• Problem to solve: Write all entries out exactly, images excluded.

• Data to process:
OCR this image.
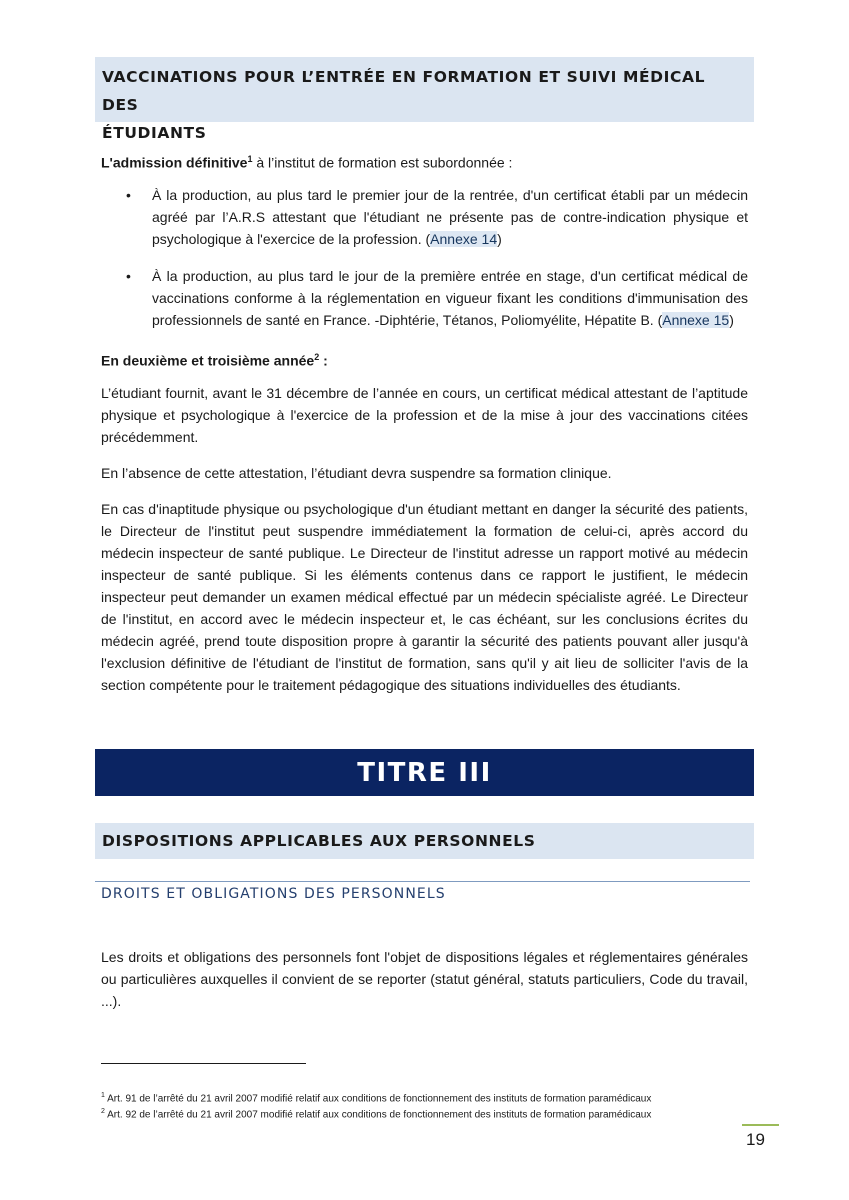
VACCINATIONS POUR L’ENTRÉE EN FORMATION ET SUIVI MÉDICAL DES
ÉTUDIANTS
L'admission définitive$^1$ à l’institut de formation est subordonnée :
• À la production, au plus tard le premier jour de la rentrée, d'un certificat établi par un médecin agréé par l’A.R.S attestant que l'étudiant ne présente pas de contre-indication physique et psychologique à l'exercice de la profession. (Annexe 14)
• À la production, au plus tard le jour de la première entrée en stage, d'un certificat médical de vaccinations conforme à la réglementation en vigueur fixant les conditions d'immunisation des professionnels de santé en France. -Diphtérie, Tétanos, Poliomyélite, Hépatite B. (Annexe 15)
En deuxième et troisième année$^2$ :
L’étudiant fournit, avant le 31 décembre de l’année en cours, un certificat médical attestant de l’aptitude physique et psychologique à l'exercice de la profession et de la mise à jour des vaccinations citées précédemment.
En l’absence de cette attestation, l’étudiant devra suspendre sa formation clinique.
En cas d'inaptitude physique ou psychologique d'un étudiant mettant en danger la sécurité des patients, le Directeur de l'institut peut suspendre immédiatement la formation de celui-ci, après accord du médecin inspecteur de santé publique. Le Directeur de l'institut adresse un rapport motivé au médecin inspecteur de santé publique. Si les éléments contenus dans ce rapport le justifient, le médecin inspecteur peut demander un examen médical effectué par un médecin spécialiste agréé. Le Directeur de l'institut, en accord avec le médecin inspecteur et, le cas échéant, sur les conclusions écrites du médecin agréé, prend toute disposition propre à garantir la sécurité des patients pouvant aller jusqu'à l'exclusion définitive de l'étudiant de l'institut de formation, sans qu'il y ait lieu de solliciter l'avis de la section compétente pour le traitement pédagogique des situations individuelles des étudiants.
TITRE III
DISPOSITIONS APPLICABLES AUX PERSONNELS
DROITS ET OBLIGATIONS DES PERSONNELS
Les droits et obligations des personnels font l'objet de dispositions légales et réglementaires générales ou particulières auxquelles il convient de se reporter (statut général, statuts particuliers, Code du travail, ...).
$^1$ Art. 91 de l’arrêté du 21 avril 2007 modifié relatif aux conditions de fonctionnement des instituts de formation paramédicaux
$^2$ Art. 92 de l’arrêté du 21 avril 2007 modifié relatif aux conditions de fonctionnement des instituts de formation paramédicaux
19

• Answer below:
OCR this image.
VACCINATIONS POUR L’ENTRÉE EN FORMATION ET SUIVI MÉDICAL DES
ÉTUDIANTS
L'admission définitive$^1$ à l’institut de formation est subordonnée :
• À la production, au plus tard le premier jour de la rentrée, d'un certificat établi par un médecin agréé par l’A.R.S attestant que l'étudiant ne présente pas de contre-indication physique et psychologique à l'exercice de la profession. (Annexe 14)
• À la production, au plus tard le jour de la première entrée en stage, d'un certificat médical de vaccinations conforme à la réglementation en vigueur fixant les conditions d'immunisation des professionnels de santé en France. -Diphtérie, Tétanos, Poliomyélite, Hépatite B. (Annexe 15)
En deuxième et troisième année$^2$ :
L’étudiant fournit, avant le 31 décembre de l’année en cours, un certificat médical attestant de l’aptitude physique et psychologique à l'exercice de la profession et de la mise à jour des vaccinations citées précédemment.
En l’absence de cette attestation, l’étudiant devra suspendre sa formation clinique.
En cas d'inaptitude physique ou psychologique d'un étudiant mettant en danger la sécurité des patients, le Directeur de l'institut peut suspendre immédiatement la formation de celui-ci, après accord du médecin inspecteur de santé publique. Le Directeur de l'institut adresse un rapport motivé au médecin inspecteur de santé publique. Si les éléments contenus dans ce rapport le justifient, le médecin inspecteur peut demander un examen médical effectué par un médecin spécialiste agréé. Le Directeur de l'institut, en accord avec le médecin inspecteur et, le cas échéant, sur les conclusions écrites du médecin agréé, prend toute disposition propre à garantir la sécurité des patients pouvant aller jusqu'à l'exclusion définitive de l'étudiant de l'institut de formation, sans qu'il y ait lieu de solliciter l'avis de la section compétente pour le traitement pédagogique des situations individuelles des étudiants.
TITRE III
DISPOSITIONS APPLICABLES AUX PERSONNELS
DROITS ET OBLIGATIONS DES PERSONNELS
Les droits et obligations des personnels font l'objet de dispositions légales et réglementaires générales ou particulières auxquelles il convient de se reporter (statut général, statuts particuliers, Code du travail, ...).
$^1$ Art. 91 de l’arrêté du 21 avril 2007 modifié relatif aux conditions de fonctionnement des instituts de formation paramédicaux
$^2$ Art. 92 de l’arrêté du 21 avril 2007 modifié relatif aux conditions de fonctionnement des instituts de formation paramédicaux
19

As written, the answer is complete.